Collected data
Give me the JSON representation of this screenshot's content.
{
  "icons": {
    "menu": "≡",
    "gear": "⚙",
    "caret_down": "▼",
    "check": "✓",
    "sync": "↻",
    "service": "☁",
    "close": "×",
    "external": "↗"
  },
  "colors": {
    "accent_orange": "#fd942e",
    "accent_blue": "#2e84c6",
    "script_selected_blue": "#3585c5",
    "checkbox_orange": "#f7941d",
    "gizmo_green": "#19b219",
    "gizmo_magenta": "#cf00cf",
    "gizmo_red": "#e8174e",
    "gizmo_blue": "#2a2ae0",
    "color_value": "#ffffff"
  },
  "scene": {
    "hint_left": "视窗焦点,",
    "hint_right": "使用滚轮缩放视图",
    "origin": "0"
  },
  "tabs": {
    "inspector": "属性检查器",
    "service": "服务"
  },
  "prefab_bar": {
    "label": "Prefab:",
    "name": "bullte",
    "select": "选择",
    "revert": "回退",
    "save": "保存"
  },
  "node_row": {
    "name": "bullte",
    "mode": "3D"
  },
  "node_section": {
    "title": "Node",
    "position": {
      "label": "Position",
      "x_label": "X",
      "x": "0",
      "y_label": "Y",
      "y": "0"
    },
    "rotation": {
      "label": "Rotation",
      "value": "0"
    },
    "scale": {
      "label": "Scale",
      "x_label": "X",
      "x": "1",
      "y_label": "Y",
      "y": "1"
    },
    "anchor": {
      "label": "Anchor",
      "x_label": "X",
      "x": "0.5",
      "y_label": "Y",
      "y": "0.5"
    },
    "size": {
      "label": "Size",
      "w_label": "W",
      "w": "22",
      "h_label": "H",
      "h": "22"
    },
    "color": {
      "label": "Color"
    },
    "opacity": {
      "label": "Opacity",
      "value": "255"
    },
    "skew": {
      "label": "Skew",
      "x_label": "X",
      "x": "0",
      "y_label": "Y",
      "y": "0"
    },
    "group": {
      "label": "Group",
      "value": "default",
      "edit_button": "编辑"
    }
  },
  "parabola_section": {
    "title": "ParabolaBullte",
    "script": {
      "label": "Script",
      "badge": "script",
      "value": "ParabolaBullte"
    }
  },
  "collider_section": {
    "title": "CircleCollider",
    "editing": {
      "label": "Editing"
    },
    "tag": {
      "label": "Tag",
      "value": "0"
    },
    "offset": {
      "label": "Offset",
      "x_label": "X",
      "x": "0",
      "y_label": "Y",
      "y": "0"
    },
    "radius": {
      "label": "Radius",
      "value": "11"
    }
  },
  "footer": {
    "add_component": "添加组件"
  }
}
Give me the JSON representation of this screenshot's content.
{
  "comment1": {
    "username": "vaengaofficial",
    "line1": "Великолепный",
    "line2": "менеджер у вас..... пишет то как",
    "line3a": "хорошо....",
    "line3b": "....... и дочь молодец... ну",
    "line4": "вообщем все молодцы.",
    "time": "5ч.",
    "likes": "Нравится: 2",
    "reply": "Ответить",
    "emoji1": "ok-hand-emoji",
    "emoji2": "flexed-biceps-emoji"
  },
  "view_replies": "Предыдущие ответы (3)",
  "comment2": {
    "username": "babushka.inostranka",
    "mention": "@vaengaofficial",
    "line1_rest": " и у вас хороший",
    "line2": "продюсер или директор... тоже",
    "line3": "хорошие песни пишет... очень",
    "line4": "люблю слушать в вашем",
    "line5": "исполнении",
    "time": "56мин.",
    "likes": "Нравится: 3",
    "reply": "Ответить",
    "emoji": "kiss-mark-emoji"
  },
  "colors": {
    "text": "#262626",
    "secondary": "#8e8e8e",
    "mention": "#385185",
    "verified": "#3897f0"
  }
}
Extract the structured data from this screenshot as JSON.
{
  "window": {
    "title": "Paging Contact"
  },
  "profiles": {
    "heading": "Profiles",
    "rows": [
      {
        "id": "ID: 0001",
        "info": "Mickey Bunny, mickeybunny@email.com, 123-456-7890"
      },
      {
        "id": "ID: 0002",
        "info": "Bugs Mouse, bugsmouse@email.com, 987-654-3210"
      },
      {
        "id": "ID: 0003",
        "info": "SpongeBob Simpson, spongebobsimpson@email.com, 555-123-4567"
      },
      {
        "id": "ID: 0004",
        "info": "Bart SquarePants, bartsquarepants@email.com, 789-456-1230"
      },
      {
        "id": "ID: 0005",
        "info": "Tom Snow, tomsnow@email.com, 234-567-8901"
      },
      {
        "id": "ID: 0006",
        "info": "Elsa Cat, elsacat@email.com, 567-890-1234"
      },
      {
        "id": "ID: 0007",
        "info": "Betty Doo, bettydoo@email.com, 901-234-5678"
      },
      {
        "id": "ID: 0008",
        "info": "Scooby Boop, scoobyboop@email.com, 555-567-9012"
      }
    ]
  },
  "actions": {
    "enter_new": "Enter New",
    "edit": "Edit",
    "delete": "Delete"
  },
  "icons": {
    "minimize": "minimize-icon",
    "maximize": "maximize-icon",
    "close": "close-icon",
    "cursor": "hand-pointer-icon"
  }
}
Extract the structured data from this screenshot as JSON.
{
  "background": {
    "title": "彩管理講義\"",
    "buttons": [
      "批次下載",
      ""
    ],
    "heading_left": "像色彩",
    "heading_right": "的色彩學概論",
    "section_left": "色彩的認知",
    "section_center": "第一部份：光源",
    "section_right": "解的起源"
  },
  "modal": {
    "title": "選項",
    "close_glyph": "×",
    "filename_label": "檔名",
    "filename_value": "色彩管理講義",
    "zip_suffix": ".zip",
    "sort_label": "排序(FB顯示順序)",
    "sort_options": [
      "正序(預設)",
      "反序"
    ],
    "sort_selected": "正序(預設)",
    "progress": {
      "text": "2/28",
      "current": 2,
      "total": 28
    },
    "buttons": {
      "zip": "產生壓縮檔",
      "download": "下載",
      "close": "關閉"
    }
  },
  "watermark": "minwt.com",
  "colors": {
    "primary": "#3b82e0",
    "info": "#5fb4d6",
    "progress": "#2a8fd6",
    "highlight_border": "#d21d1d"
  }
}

▸ **Request**
Copy out every line from the material above in which the word "hand" appears.

▸ **Exercise result**
    "emoji1": "ok-hand-emoji",
    "cursor": "hand-pointer-icon"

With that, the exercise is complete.